- _Challenge_
Copy each line exactly.

- _Items from a data source_
◇ ◇ ◇ ◇ ◇

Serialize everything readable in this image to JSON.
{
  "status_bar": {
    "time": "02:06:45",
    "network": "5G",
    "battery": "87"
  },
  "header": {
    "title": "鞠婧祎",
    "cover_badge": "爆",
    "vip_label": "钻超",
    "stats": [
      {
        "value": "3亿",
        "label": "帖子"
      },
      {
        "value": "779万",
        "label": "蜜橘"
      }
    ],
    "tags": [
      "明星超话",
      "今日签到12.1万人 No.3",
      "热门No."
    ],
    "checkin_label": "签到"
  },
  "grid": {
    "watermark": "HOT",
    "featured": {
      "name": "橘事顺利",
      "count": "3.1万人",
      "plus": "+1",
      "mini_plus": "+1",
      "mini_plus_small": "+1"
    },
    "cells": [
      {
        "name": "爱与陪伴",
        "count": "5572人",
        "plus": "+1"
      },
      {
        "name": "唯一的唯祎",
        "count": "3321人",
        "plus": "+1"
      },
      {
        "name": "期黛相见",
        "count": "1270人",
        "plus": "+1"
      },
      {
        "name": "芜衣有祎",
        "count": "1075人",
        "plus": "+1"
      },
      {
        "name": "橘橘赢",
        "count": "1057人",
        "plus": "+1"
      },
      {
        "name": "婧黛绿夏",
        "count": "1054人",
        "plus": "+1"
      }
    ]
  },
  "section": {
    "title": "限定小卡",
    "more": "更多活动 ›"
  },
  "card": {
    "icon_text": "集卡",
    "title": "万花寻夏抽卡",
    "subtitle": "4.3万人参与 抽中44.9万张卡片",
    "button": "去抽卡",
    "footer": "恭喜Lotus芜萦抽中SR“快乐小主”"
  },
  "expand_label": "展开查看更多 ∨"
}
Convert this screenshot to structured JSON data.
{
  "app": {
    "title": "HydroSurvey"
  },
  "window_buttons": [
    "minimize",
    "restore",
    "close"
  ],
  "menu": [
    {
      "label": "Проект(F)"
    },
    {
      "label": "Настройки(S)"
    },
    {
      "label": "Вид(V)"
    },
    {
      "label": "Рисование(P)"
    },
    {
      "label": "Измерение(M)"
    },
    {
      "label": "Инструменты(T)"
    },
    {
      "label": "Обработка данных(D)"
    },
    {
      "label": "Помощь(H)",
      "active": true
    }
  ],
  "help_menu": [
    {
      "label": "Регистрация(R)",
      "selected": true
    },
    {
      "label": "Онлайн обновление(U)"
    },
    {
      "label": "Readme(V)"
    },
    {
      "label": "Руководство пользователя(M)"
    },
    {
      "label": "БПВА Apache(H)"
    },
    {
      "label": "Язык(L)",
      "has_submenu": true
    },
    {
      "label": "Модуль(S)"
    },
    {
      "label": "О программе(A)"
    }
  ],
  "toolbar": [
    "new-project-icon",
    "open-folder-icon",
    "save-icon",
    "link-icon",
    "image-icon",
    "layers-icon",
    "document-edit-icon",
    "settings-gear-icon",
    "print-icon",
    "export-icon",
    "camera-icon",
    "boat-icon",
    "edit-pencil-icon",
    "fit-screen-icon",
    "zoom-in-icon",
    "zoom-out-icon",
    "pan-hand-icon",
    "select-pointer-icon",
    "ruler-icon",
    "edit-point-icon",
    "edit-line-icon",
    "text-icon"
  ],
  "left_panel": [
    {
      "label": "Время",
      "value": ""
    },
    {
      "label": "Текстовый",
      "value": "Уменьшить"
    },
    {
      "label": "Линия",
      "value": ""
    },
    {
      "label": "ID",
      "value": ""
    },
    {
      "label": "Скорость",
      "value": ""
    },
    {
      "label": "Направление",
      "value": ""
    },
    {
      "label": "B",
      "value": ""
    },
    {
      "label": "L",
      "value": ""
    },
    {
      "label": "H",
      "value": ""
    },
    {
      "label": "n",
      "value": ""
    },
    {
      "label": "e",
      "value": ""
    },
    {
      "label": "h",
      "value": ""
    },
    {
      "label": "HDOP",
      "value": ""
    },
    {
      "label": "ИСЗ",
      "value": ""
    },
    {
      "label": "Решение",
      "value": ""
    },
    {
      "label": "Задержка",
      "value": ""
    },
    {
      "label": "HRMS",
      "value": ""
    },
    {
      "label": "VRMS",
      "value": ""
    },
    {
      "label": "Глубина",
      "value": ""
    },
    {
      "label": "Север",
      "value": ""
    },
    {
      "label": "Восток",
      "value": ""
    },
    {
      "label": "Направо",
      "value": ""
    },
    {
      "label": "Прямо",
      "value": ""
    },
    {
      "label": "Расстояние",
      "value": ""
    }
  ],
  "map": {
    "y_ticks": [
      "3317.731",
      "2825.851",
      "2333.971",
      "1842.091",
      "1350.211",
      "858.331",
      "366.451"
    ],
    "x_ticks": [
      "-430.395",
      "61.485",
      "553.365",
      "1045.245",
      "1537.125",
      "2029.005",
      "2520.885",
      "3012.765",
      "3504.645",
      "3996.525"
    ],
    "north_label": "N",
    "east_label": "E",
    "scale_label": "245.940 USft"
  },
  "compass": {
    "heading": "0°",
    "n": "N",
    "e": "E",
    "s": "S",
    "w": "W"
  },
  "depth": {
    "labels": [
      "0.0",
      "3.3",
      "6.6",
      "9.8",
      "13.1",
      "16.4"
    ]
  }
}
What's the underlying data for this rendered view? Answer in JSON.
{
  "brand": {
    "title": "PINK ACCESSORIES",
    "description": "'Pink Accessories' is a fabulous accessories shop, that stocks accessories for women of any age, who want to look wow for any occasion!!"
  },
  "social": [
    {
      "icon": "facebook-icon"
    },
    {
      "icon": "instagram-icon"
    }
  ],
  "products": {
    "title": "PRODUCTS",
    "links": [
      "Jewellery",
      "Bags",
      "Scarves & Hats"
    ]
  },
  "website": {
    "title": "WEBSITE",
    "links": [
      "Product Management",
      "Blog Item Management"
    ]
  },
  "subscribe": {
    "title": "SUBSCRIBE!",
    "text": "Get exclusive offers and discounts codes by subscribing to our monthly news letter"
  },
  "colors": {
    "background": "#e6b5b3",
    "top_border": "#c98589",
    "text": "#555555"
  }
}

◇ ◇ ◇ ◇ ◇

- _Reply to the exercise_
Serialize everything readable in this image to JSON.
{
  "status_bar": {
    "time": "02:06:45",
    "network": "5G",
    "battery": "87"
  },
  "header": {
    "title": "鞠婧祎",
    "cover_badge": "爆",
    "vip_label": "钻超",
    "stats": [
      {
        "value": "3亿",
        "label": "帖子"
      },
      {
        "value": "779万",
        "label": "蜜橘"
      }
    ],
    "tags": [
      "明星超话",
      "今日签到12.1万人 No.3",
      "热门No."
    ],
    "checkin_label": "签到"
  },
  "grid": {
    "watermark": "HOT",
    "featured": {
      "name": "橘事顺利",
      "count": "3.1万人",
      "plus": "+1",
      "mini_plus": "+1",
      "mini_plus_small": "+1"
    },
    "cells": [
      {
        "name": "爱与陪伴",
        "count": "5572人",
        "plus": "+1"
      },
      {
        "name": "唯一的唯祎",
        "count": "3321人",
        "plus": "+1"
      },
      {
        "name": "期黛相见",
        "count": "1270人",
        "plus": "+1"
      },
      {
        "name": "芜衣有祎",
        "count": "1075人",
        "plus": "+1"
      },
      {
        "name": "橘橘赢",
        "count": "1057人",
        "plus": "+1"
      },
      {
        "name": "婧黛绿夏",
        "count": "1054人",
        "plus": "+1"
      }
    ]
  },
  "section": {
    "title": "限定小卡",
    "more": "更多活动 ›"
  },
  "card": {
    "icon_text": "集卡",
    "title": "万花寻夏抽卡",
    "subtitle": "4.3万人参与 抽中44.9万张卡片",
    "button": "去抽卡",
    "footer": "恭喜Lotus芜萦抽中SR“快乐小主”"
  },
  "expand_label": "展开查看更多 ∨"
}
Convert this screenshot to structured JSON data.
{
  "app": {
    "title": "HydroSurvey"
  },
  "window_buttons": [
    "minimize",
    "restore",
    "close"
  ],
  "menu": [
    {
      "label": "Проект(F)"
    },
    {
      "label": "Настройки(S)"
    },
    {
      "label": "Вид(V)"
    },
    {
      "label": "Рисование(P)"
    },
    {
      "label": "Измерение(M)"
    },
    {
      "label": "Инструменты(T)"
    },
    {
      "label": "Обработка данных(D)"
    },
    {
      "label": "Помощь(H)",
      "active": true
    }
  ],
  "help_menu": [
    {
      "label": "Регистрация(R)",
      "selected": true
    },
    {
      "label": "Онлайн обновление(U)"
    },
    {
      "label": "Readme(V)"
    },
    {
      "label": "Руководство пользователя(M)"
    },
    {
      "label": "БПВА Apache(H)"
    },
    {
      "label": "Язык(L)",
      "has_submenu": true
    },
    {
      "label": "Модуль(S)"
    },
    {
      "label": "О программе(A)"
    }
  ],
  "toolbar": [
    "new-project-icon",
    "open-folder-icon",
    "save-icon",
    "link-icon",
    "image-icon",
    "layers-icon",
    "document-edit-icon",
    "settings-gear-icon",
    "print-icon",
    "export-icon",
    "camera-icon",
    "boat-icon",
    "edit-pencil-icon",
    "fit-screen-icon",
    "zoom-in-icon",
    "zoom-out-icon",
    "pan-hand-icon",
    "select-pointer-icon",
    "ruler-icon",
    "edit-point-icon",
    "edit-line-icon",
    "text-icon"
  ],
  "left_panel": [
    {
      "label": "Время",
      "value": ""
    },
    {
      "label": "Текстовый",
      "value": "Уменьшить"
    },
    {
      "label": "Линия",
      "value": ""
    },
    {
      "label": "ID",
      "value": ""
    },
    {
      "label": "Скорость",
      "value": ""
    },
    {
      "label": "Направление",
      "value": ""
    },
    {
      "label": "B",
      "value": ""
    },
    {
      "label": "L",
      "value": ""
    },
    {
      "label": "H",
      "value": ""
    },
    {
      "label": "n",
      "value": ""
    },
    {
      "label": "e",
      "value": ""
    },
    {
      "label": "h",
      "value": ""
    },
    {
      "label": "HDOP",
      "value": ""
    },
    {
      "label": "ИСЗ",
      "value": ""
    },
    {
      "label": "Решение",
      "value": ""
    },
    {
      "label": "Задержка",
      "value": ""
    },
    {
      "label": "HRMS",
      "value": ""
    },
    {
      "label": "VRMS",
      "value": ""
    },
    {
      "label": "Глубина",
      "value": ""
    },
    {
      "label": "Север",
      "value": ""
    },
    {
      "label": "Восток",
      "value": ""
    },
    {
      "label": "Направо",
      "value": ""
    },
    {
      "label": "Прямо",
      "value": ""
    },
    {
      "label": "Расстояние",
      "value": ""
    }
  ],
  "map": {
    "y_ticks": [
      "3317.731",
      "2825.851",
      "2333.971",
      "1842.091",
      "1350.211",
      "858.331",
      "366.451"
    ],
    "x_ticks": [
      "-430.395",
      "61.485",
      "553.365",
      "1045.245",
      "1537.125",
      "2029.005",
      "2520.885",
      "3012.765",
      "3504.645",
      "3996.525"
    ],
    "north_label": "N",
    "east_label": "E",
    "scale_label": "245.940 USft"
  },
  "compass": {
    "heading": "0°",
    "n": "N",
    "e": "E",
    "s": "S",
    "w": "W"
  },
  "depth": {
    "labels": [
      "0.0",
      "3.3",
      "6.6",
      "9.8",
      "13.1",
      "16.4"
    ]
  }
}
What's the underlying data for this rendered view? Answer in JSON.
{
  "brand": {
    "title": "PINK ACCESSORIES",
    "description": "'Pink Accessories' is a fabulous accessories shop, that stocks accessories for women of any age, who want to look wow for any occasion!!"
  },
  "social": [
    {
      "icon": "facebook-icon"
    },
    {
      "icon": "instagram-icon"
    }
  ],
  "products": {
    "title": "PRODUCTS",
    "links": [
      "Jewellery",
      "Bags",
      "Scarves & Hats"
    ]
  },
  "website": {
    "title": "WEBSITE",
    "links": [
      "Product Management",
      "Blog Item Management"
    ]
  },
  "subscribe": {
    "title": "SUBSCRIBE!",
    "text": "Get exclusive offers and discounts codes by subscribing to our monthly news letter"
  },
  "colors": {
    "background": "#e6b5b3",
    "top_border": "#c98589",
    "text": "#555555"
  }
}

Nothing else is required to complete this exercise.